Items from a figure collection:
-*-*-

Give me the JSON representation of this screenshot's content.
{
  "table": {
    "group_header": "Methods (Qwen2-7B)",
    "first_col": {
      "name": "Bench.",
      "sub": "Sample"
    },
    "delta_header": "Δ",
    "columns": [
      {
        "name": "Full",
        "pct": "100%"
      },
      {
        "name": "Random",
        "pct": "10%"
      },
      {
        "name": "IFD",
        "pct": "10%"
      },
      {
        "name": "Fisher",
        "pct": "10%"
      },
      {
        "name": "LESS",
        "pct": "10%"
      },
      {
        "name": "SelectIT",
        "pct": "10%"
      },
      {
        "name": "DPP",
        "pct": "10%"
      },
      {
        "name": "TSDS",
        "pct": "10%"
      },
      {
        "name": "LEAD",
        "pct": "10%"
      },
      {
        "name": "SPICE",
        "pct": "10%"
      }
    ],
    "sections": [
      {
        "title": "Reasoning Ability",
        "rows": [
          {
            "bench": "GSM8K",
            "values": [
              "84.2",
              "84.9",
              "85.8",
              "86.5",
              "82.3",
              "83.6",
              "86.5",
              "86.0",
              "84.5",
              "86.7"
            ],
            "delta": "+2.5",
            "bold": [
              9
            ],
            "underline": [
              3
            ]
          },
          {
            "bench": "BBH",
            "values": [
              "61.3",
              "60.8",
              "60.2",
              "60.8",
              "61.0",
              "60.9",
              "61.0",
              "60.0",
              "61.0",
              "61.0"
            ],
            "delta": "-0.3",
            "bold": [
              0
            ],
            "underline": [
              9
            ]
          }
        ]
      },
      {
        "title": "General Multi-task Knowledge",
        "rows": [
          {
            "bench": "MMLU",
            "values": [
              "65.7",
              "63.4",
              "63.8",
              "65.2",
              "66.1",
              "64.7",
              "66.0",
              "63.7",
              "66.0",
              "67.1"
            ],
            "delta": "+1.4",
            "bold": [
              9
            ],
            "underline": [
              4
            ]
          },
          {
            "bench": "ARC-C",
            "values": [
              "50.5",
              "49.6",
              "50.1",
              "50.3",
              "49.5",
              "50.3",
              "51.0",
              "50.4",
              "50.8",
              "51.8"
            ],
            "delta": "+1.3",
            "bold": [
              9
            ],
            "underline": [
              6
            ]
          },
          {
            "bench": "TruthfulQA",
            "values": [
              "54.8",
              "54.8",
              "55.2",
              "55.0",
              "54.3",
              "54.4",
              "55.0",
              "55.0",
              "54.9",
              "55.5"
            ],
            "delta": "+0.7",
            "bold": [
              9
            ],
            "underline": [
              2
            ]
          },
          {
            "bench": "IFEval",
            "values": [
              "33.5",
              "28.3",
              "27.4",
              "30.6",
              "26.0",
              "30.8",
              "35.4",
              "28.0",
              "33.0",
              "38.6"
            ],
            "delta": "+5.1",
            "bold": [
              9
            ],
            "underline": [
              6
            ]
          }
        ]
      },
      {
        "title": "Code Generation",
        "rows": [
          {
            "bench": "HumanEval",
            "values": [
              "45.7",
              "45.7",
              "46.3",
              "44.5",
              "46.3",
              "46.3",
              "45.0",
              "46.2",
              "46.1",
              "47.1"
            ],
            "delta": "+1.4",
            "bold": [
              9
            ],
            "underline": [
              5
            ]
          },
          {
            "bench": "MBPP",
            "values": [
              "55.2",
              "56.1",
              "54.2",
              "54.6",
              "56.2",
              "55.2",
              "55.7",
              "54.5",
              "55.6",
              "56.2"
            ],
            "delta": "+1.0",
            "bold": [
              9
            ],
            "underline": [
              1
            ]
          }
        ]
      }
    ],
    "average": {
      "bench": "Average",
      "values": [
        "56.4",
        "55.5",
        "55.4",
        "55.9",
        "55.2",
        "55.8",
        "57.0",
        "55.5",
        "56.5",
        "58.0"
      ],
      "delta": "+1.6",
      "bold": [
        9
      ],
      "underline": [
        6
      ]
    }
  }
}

-*-*-

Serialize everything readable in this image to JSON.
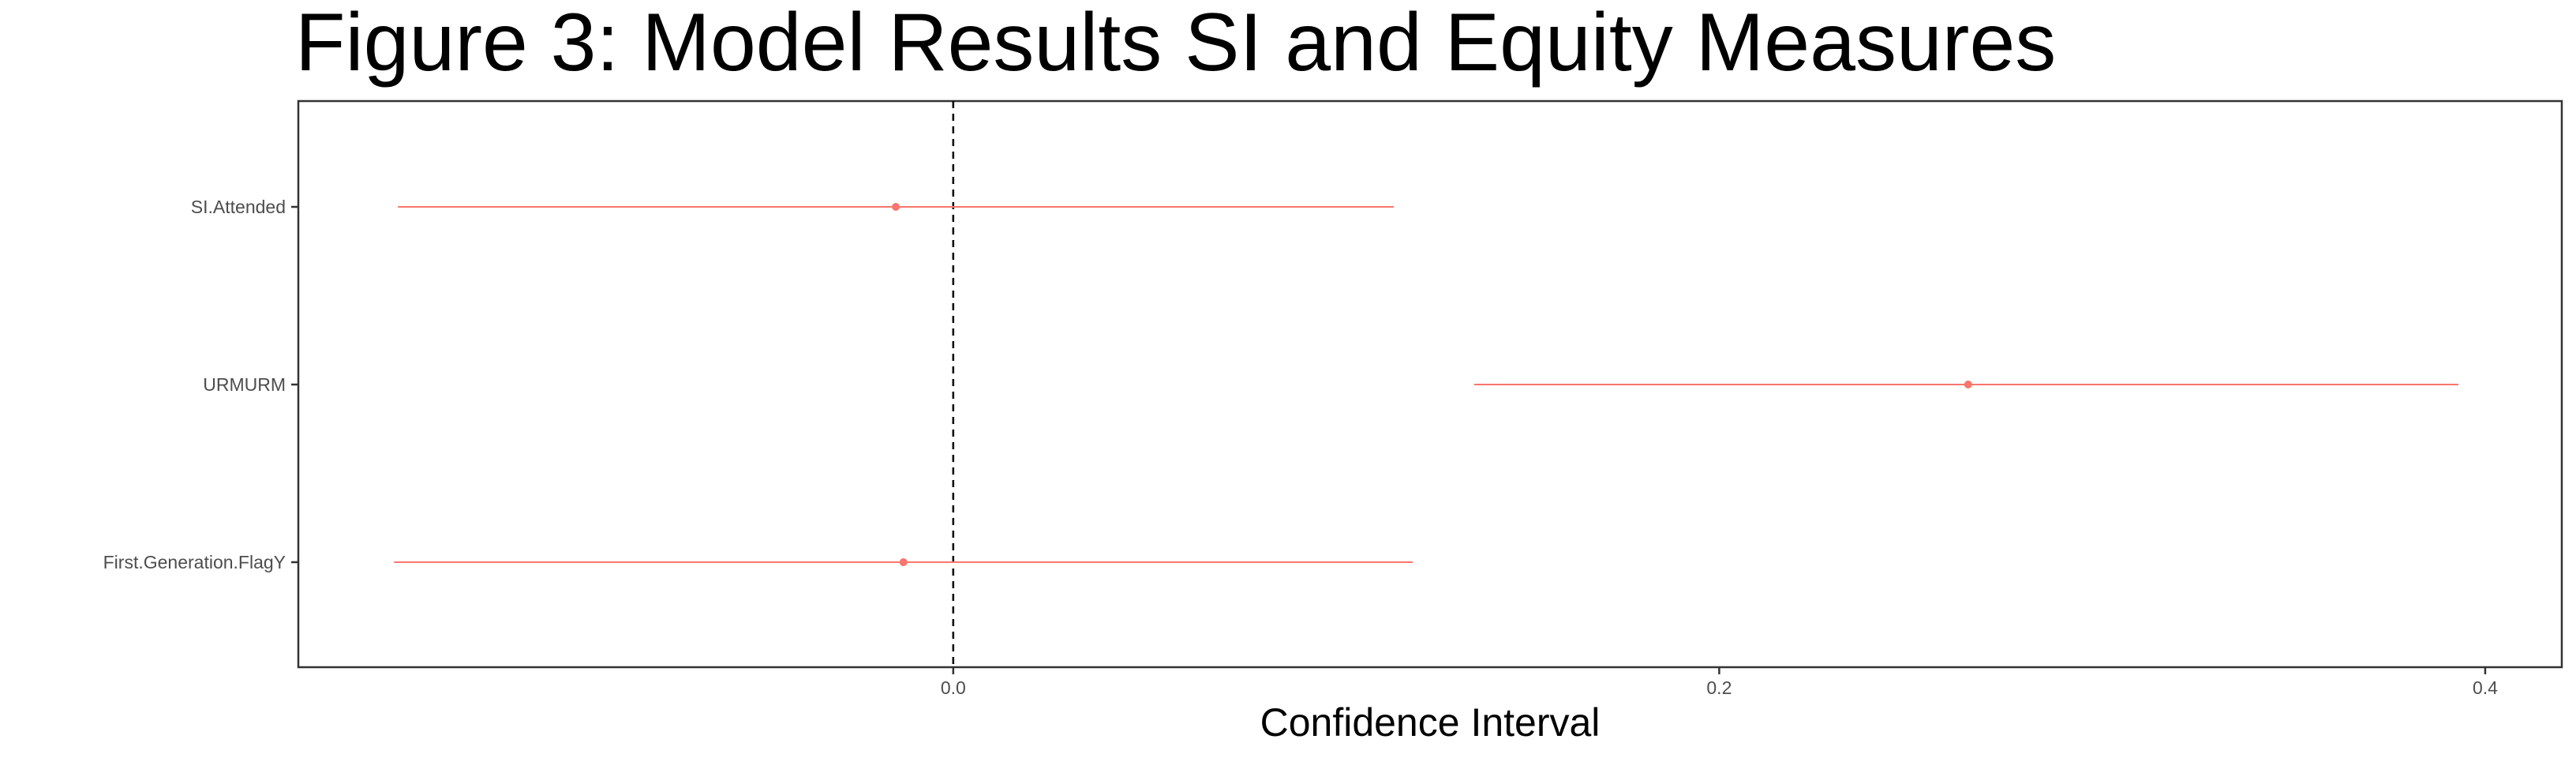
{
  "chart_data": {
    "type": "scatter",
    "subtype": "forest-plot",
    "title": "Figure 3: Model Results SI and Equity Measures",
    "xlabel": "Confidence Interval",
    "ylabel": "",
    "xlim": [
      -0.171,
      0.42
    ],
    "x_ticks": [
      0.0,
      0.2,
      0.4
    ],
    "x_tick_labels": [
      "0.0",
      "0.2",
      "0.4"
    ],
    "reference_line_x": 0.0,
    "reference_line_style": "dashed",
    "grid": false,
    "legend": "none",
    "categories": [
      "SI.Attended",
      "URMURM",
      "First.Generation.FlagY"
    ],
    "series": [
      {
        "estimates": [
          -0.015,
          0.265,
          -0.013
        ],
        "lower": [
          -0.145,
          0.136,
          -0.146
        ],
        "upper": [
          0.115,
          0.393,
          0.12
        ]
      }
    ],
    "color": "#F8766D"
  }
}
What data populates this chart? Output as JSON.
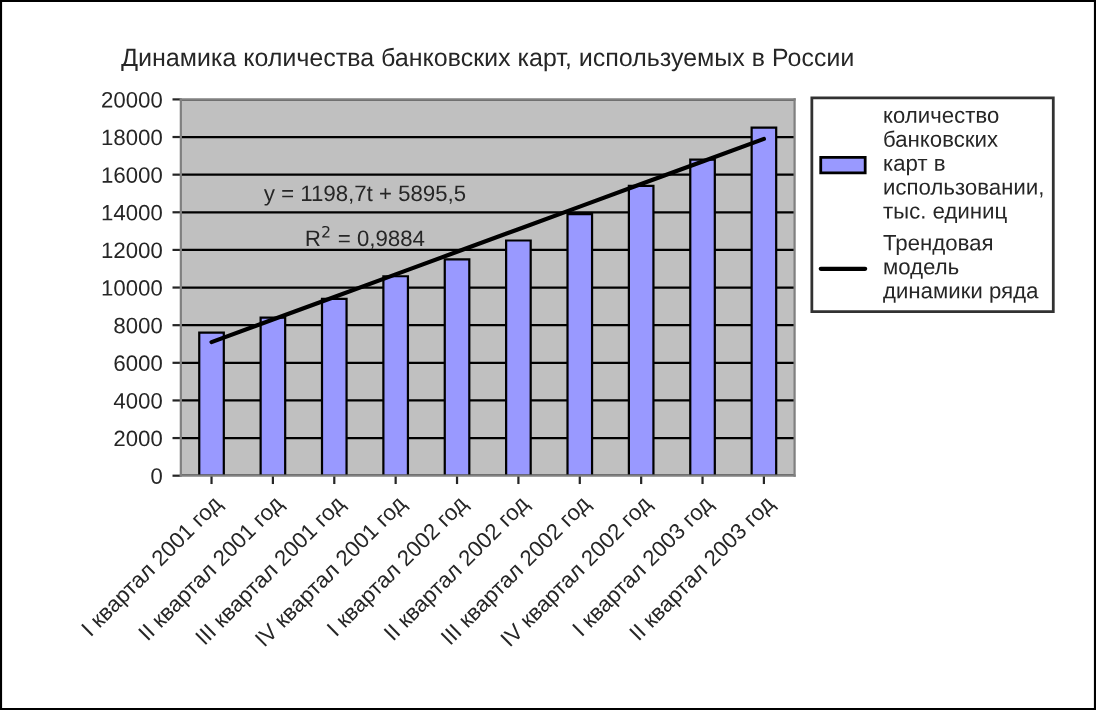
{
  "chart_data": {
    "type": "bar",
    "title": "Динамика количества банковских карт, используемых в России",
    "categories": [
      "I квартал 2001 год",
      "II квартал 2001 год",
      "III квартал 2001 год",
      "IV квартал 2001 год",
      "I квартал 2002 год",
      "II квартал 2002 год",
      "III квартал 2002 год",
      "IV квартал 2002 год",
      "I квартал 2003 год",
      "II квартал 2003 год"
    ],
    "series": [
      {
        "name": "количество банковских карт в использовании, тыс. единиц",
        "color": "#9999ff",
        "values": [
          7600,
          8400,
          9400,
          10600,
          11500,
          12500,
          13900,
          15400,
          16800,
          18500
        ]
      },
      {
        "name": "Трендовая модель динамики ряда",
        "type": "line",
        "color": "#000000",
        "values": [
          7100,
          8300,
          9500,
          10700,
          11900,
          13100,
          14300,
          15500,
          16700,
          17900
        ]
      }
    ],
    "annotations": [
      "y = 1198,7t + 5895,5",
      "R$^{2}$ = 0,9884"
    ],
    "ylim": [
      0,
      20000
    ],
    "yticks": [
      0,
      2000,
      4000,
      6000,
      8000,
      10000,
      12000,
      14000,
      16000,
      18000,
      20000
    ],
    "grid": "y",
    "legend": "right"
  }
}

-*-*-

> **DESCRIPTION OF THE TASK**: Lines holding the word "JSON" in the entries above are the ones to pull out. Copy them all.

> **SOLUTION FOR THIS PROBLEM**:
Give me the JSON representation of this screenshot's content.
Serialize everything readable in this image to JSON.
What data populates this chart? Output as JSON.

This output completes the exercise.